• Objective: Return the full listing exactly as it is written.
---------- Material to process
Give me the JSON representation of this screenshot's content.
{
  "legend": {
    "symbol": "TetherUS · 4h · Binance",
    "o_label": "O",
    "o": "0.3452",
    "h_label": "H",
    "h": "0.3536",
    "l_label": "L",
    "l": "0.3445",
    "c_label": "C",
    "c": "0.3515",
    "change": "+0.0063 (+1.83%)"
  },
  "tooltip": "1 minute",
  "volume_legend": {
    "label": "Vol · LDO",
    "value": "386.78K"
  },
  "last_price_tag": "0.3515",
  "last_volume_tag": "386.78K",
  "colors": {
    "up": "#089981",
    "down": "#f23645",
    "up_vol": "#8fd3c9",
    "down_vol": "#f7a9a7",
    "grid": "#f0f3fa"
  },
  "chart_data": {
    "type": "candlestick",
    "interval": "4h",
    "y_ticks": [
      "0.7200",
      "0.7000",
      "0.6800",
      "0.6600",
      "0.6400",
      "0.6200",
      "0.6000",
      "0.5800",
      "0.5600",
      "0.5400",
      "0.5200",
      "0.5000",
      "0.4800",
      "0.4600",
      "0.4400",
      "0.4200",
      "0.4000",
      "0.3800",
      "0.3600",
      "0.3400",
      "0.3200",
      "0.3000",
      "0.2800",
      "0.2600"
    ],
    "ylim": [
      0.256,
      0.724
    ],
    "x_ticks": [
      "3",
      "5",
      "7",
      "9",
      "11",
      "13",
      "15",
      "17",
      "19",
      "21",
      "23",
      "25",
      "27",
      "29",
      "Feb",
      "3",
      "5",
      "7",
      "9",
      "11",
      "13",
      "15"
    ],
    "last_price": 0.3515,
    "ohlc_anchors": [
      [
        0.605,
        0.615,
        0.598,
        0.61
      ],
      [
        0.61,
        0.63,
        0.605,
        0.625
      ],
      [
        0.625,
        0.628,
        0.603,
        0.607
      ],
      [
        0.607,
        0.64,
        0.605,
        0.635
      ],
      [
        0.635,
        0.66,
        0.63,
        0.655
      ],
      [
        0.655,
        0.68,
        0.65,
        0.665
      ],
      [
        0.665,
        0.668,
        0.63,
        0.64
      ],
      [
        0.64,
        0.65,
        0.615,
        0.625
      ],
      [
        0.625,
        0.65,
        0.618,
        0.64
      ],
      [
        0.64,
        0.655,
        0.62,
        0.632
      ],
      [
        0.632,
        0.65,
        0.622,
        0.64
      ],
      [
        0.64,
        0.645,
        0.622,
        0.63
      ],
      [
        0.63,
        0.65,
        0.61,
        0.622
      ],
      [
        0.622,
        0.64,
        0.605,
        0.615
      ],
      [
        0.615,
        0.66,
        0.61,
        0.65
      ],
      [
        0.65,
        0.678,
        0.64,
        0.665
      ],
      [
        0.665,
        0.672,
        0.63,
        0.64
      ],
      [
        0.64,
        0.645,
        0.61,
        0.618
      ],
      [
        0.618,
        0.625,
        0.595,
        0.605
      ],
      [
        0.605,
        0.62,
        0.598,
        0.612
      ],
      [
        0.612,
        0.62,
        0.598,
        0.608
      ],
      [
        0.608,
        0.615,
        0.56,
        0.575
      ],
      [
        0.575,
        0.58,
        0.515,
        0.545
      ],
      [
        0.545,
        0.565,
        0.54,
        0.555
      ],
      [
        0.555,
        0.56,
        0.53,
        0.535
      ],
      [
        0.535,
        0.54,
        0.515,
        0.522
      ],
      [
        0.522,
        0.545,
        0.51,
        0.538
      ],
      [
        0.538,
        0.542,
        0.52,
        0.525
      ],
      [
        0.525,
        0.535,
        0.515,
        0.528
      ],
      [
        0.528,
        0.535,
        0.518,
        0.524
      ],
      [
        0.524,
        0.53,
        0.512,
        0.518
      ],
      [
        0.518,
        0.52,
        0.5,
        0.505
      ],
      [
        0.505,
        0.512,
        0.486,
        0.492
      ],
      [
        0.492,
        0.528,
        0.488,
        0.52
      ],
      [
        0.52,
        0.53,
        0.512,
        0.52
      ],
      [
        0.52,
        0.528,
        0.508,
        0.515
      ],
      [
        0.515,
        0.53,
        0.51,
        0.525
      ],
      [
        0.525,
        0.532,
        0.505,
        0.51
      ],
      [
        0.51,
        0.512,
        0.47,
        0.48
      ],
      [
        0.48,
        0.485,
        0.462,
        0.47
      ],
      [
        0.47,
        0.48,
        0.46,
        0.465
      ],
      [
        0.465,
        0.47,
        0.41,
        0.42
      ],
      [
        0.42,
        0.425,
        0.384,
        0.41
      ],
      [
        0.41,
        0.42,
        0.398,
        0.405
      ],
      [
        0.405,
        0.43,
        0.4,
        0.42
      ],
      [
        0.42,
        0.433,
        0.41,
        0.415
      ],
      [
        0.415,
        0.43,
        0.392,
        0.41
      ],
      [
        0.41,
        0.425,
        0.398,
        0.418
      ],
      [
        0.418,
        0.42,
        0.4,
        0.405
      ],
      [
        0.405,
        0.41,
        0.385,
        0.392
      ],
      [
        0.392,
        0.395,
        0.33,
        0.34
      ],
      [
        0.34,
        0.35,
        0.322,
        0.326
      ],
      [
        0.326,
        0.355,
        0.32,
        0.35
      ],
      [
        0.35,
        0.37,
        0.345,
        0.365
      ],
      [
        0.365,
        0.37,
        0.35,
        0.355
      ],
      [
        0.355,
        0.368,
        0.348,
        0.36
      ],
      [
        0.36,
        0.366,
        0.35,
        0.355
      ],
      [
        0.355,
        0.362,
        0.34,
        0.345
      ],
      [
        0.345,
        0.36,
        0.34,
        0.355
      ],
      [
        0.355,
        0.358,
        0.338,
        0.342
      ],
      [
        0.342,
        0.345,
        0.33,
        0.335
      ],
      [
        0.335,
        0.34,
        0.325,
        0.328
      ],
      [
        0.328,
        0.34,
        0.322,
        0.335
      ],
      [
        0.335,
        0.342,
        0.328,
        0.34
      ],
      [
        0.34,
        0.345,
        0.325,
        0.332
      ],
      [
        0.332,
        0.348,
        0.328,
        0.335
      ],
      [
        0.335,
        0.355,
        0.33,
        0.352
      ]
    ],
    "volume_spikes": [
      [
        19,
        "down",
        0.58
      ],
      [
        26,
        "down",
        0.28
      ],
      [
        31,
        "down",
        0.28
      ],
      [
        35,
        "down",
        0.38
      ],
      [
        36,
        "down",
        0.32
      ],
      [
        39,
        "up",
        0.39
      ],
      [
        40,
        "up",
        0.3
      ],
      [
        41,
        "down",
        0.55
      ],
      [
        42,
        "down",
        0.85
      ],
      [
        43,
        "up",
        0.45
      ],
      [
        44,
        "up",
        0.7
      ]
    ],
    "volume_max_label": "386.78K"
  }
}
--------------------
• Complete output:
Give me the JSON representation of this screenshot's content.
{
  "legend": {
    "symbol": "TetherUS · 4h · Binance",
    "o_label": "O",
    "o": "0.3452",
    "h_label": "H",
    "h": "0.3536",
    "l_label": "L",
    "l": "0.3445",
    "c_label": "C",
    "c": "0.3515",
    "change": "+0.0063 (+1.83%)"
  },
  "tooltip": "1 minute",
  "volume_legend": {
    "label": "Vol · LDO",
    "value": "386.78K"
  },
  "last_price_tag": "0.3515",
  "last_volume_tag": "386.78K",
  "colors": {
    "up": "#089981",
    "down": "#f23645",
    "up_vol": "#8fd3c9",
    "down_vol": "#f7a9a7",
    "grid": "#f0f3fa"
  },
  "chart_data": {
    "type": "candlestick",
    "interval": "4h",
    "y_ticks": [
      "0.7200",
      "0.7000",
      "0.6800",
      "0.6600",
      "0.6400",
      "0.6200",
      "0.6000",
      "0.5800",
      "0.5600",
      "0.5400",
      "0.5200",
      "0.5000",
      "0.4800",
      "0.4600",
      "0.4400",
      "0.4200",
      "0.4000",
      "0.3800",
      "0.3600",
      "0.3400",
      "0.3200",
      "0.3000",
      "0.2800",
      "0.2600"
    ],
    "ylim": [
      0.256,
      0.724
    ],
    "x_ticks": [
      "3",
      "5",
      "7",
      "9",
      "11",
      "13",
      "15",
      "17",
      "19",
      "21",
      "23",
      "25",
      "27",
      "29",
      "Feb",
      "3",
      "5",
      "7",
      "9",
      "11",
      "13",
      "15"
    ],
    "last_price": 0.3515,
    "ohlc_anchors": [
      [
        0.605,
        0.615,
        0.598,
        0.61
      ],
      [
        0.61,
        0.63,
        0.605,
        0.625
      ],
      [
        0.625,
        0.628,
        0.603,
        0.607
      ],
      [
        0.607,
        0.64,
        0.605,
        0.635
      ],
      [
        0.635,
        0.66,
        0.63,
        0.655
      ],
      [
        0.655,
        0.68,
        0.65,
        0.665
      ],
      [
        0.665,
        0.668,
        0.63,
        0.64
      ],
      [
        0.64,
        0.65,
        0.615,
        0.625
      ],
      [
        0.625,
        0.65,
        0.618,
        0.64
      ],
      [
        0.64,
        0.655,
        0.62,
        0.632
      ],
      [
        0.632,
        0.65,
        0.622,
        0.64
      ],
      [
        0.64,
        0.645,
        0.622,
        0.63
      ],
      [
        0.63,
        0.65,
        0.61,
        0.622
      ],
      [
        0.622,
        0.64,
        0.605,
        0.615
      ],
      [
        0.615,
        0.66,
        0.61,
        0.65
      ],
      [
        0.65,
        0.678,
        0.64,
        0.665
      ],
      [
        0.665,
        0.672,
        0.63,
        0.64
      ],
      [
        0.64,
        0.645,
        0.61,
        0.618
      ],
      [
        0.618,
        0.625,
        0.595,
        0.605
      ],
      [
        0.605,
        0.62,
        0.598,
        0.612
      ],
      [
        0.612,
        0.62,
        0.598,
        0.608
      ],
      [
        0.608,
        0.615,
        0.56,
        0.575
      ],
      [
        0.575,
        0.58,
        0.515,
        0.545
      ],
      [
        0.545,
        0.565,
        0.54,
        0.555
      ],
      [
        0.555,
        0.56,
        0.53,
        0.535
      ],
      [
        0.535,
        0.54,
        0.515,
        0.522
      ],
      [
        0.522,
        0.545,
        0.51,
        0.538
      ],
      [
        0.538,
        0.542,
        0.52,
        0.525
      ],
      [
        0.525,
        0.535,
        0.515,
        0.528
      ],
      [
        0.528,
        0.535,
        0.518,
        0.524
      ],
      [
        0.524,
        0.53,
        0.512,
        0.518
      ],
      [
        0.518,
        0.52,
        0.5,
        0.505
      ],
      [
        0.505,
        0.512,
        0.486,
        0.492
      ],
      [
        0.492,
        0.528,
        0.488,
        0.52
      ],
      [
        0.52,
        0.53,
        0.512,
        0.52
      ],
      [
        0.52,
        0.528,
        0.508,
        0.515
      ],
      [
        0.515,
        0.53,
        0.51,
        0.525
      ],
      [
        0.525,
        0.532,
        0.505,
        0.51
      ],
      [
        0.51,
        0.512,
        0.47,
        0.48
      ],
      [
        0.48,
        0.485,
        0.462,
        0.47
      ],
      [
        0.47,
        0.48,
        0.46,
        0.465
      ],
      [
        0.465,
        0.47,
        0.41,
        0.42
      ],
      [
        0.42,
        0.425,
        0.384,
        0.41
      ],
      [
        0.41,
        0.42,
        0.398,
        0.405
      ],
      [
        0.405,
        0.43,
        0.4,
        0.42
      ],
      [
        0.42,
        0.433,
        0.41,
        0.415
      ],
      [
        0.415,
        0.43,
        0.392,
        0.41
      ],
      [
        0.41,
        0.425,
        0.398,
        0.418
      ],
      [
        0.418,
        0.42,
        0.4,
        0.405
      ],
      [
        0.405,
        0.41,
        0.385,
        0.392
      ],
      [
        0.392,
        0.395,
        0.33,
        0.34
      ],
      [
        0.34,
        0.35,
        0.322,
        0.326
      ],
      [
        0.326,
        0.355,
        0.32,
        0.35
      ],
      [
        0.35,
        0.37,
        0.345,
        0.365
      ],
      [
        0.365,
        0.37,
        0.35,
        0.355
      ],
      [
        0.355,
        0.368,
        0.348,
        0.36
      ],
      [
        0.36,
        0.366,
        0.35,
        0.355
      ],
      [
        0.355,
        0.362,
        0.34,
        0.345
      ],
      [
        0.345,
        0.36,
        0.34,
        0.355
      ],
      [
        0.355,
        0.358,
        0.338,
        0.342
      ],
      [
        0.342,
        0.345,
        0.33,
        0.335
      ],
      [
        0.335,
        0.34,
        0.325,
        0.328
      ],
      [
        0.328,
        0.34,
        0.322,
        0.335
      ],
      [
        0.335,
        0.342,
        0.328,
        0.34
      ],
      [
        0.34,
        0.345,
        0.325,
        0.332
      ],
      [
        0.332,
        0.348,
        0.328,
        0.335
      ],
      [
        0.335,
        0.355,
        0.33,
        0.352
      ]
    ],
    "volume_spikes": [
      [
        19,
        "down",
        0.58
      ],
      [
        26,
        "down",
        0.28
      ],
      [
        31,
        "down",
        0.28
      ],
      [
        35,
        "down",
        0.38
      ],
      [
        36,
        "down",
        0.32
      ],
      [
        39,
        "up",
        0.39
      ],
      [
        40,
        "up",
        0.3
      ],
      [
        41,
        "down",
        0.55
      ],
      [
        42,
        "down",
        0.85
      ],
      [
        43,
        "up",
        0.45
      ],
      [
        44,
        "up",
        0.7
      ]
    ],
    "volume_max_label": "386.78K"
  }
}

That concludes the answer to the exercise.